Return a copy of each line that holds the string "MOUNTS".

-------- Records supplied --------

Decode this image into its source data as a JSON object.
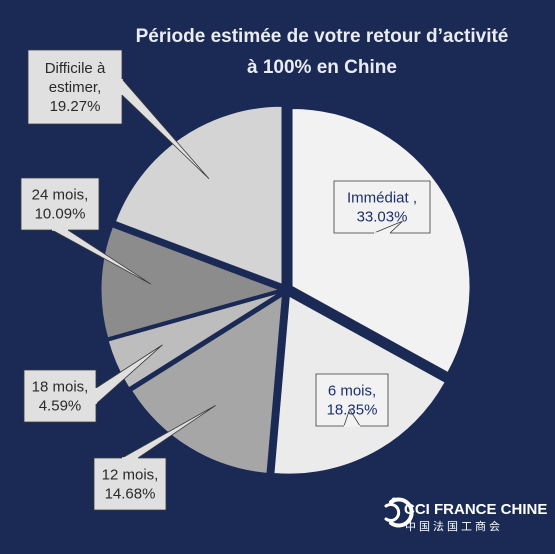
{
  "chart_data": {
    "type": "pie",
    "title_lines": [
      "Période estimée de votre retour d’activité",
      "à 100% en Chine"
    ],
    "slices": [
      {
        "label_lines": [
          "Immédiat ,",
          "33.03%"
        ],
        "value": 33.03,
        "color": "#f2f2f2",
        "text": "light"
      },
      {
        "label_lines": [
          "6 mois,",
          "18.35%"
        ],
        "value": 18.35,
        "color": "#ebebeb",
        "text": "light"
      },
      {
        "label_lines": [
          "12 mois,",
          "14.68%"
        ],
        "value": 14.68,
        "color": "#a6a6a6",
        "text": "dark"
      },
      {
        "label_lines": [
          "18 mois,",
          "4.59%"
        ],
        "value": 4.59,
        "color": "#bdbdbd",
        "text": "dark"
      },
      {
        "label_lines": [
          "24 mois,",
          "10.09%"
        ],
        "value": 10.09,
        "color": "#8c8c8c",
        "text": "dark"
      },
      {
        "label_lines": [
          "Difficile à",
          "estimer,",
          "19.27%"
        ],
        "value": 19.27,
        "color": "#d4d4d4",
        "text": "dark"
      }
    ]
  },
  "logo": {
    "main": "CCI FRANCE CHINE",
    "sub": "中国法国工商会",
    "icon": "cci-logo-icon"
  }
}
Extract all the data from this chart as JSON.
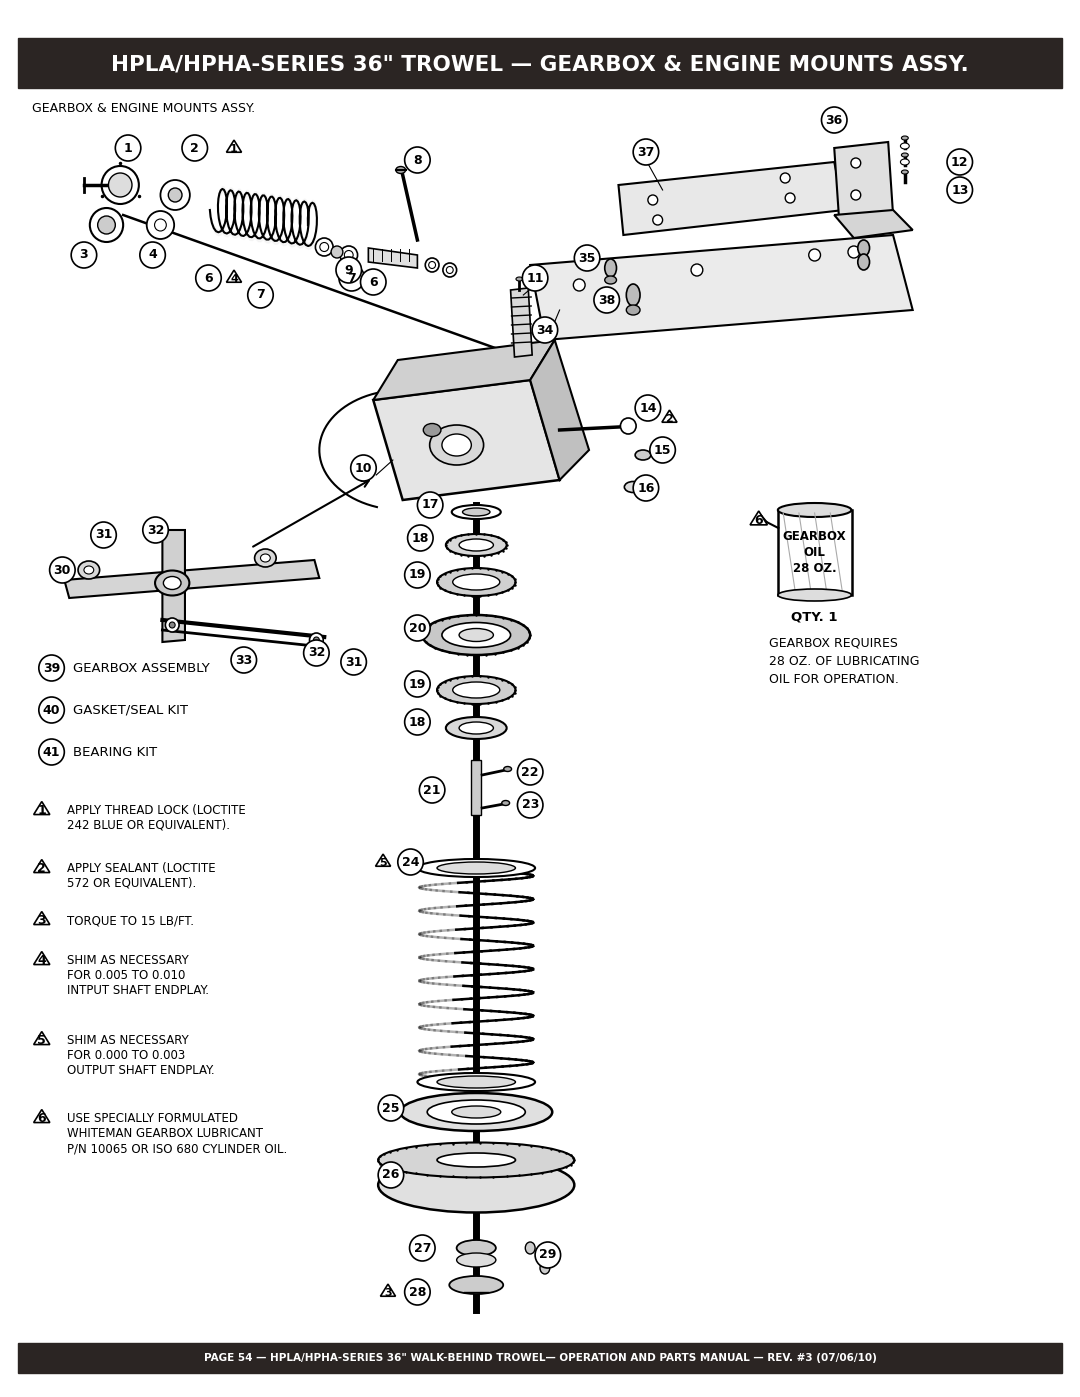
{
  "title": "HPLA/HPHA-SERIES 36\" TROWEL — GEARBOX & ENGINE MOUNTS ASSY.",
  "title_bg": "#2b2523",
  "title_color": "#ffffff",
  "subtitle": "GEARBOX & ENGINE MOUNTS ASSY.",
  "footer": "PAGE 54 — HPLA/HPHA-SERIES 36\" WALK-BEHIND TROWEL— OPERATION AND PARTS MANUAL — REV. #3 (07/06/10)",
  "footer_bg": "#2b2523",
  "footer_color": "#ffffff",
  "bg_color": "#ffffff",
  "notes": [
    {
      "num": "1",
      "text": "APPLY THREAD LOCK (LOCTITE\n242 BLUE OR EQUIVALENT)."
    },
    {
      "num": "2",
      "text": "APPLY SEALANT (LOCTITE\n572 OR EQUIVALENT)."
    },
    {
      "num": "3",
      "text": "TORQUE TO 15 LB/FT."
    },
    {
      "num": "4",
      "text": "SHIM AS NECESSARY\nFOR 0.005 TO 0.010\nINTPUT SHAFT ENDPLAY."
    },
    {
      "num": "5",
      "text": "SHIM AS NECESSARY\nFOR 0.000 TO 0.003\nOUTPUT SHAFT ENDPLAY."
    },
    {
      "num": "6",
      "text": "USE SPECIALLY FORMULATED\nWHITEMAN GEARBOX LUBRICANT\nP/N 10065 OR ISO 680 CYLINDER OIL."
    }
  ],
  "kit_items": [
    {
      "num": "39",
      "text": "GEARBOX ASSEMBLY"
    },
    {
      "num": "40",
      "text": "GASKET/SEAL KIT"
    },
    {
      "num": "41",
      "text": "BEARING KIT"
    }
  ],
  "oil_note": "GEARBOX REQUIRES\n28 OZ. OF LUBRICATING\nOIL FOR OPERATION.",
  "oil_qty": "QTY. 1",
  "oil_label": "GEARBOX\nOIL\n28 OZ."
}
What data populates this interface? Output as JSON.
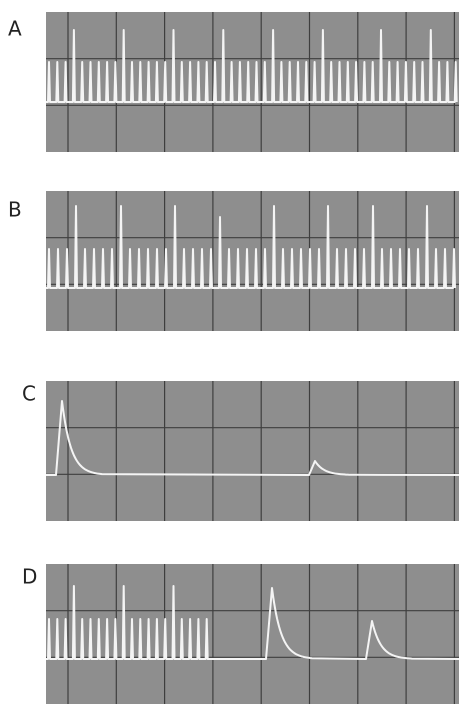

--------

Task solution ::
  "title": "HPLA/HPHA-SERIES 36\" TROWEL — GEARBOX & ENGINE MOUNTS ASSY.",
  "subtitle": "GEARBOX & ENGINE MOUNTS ASSY.",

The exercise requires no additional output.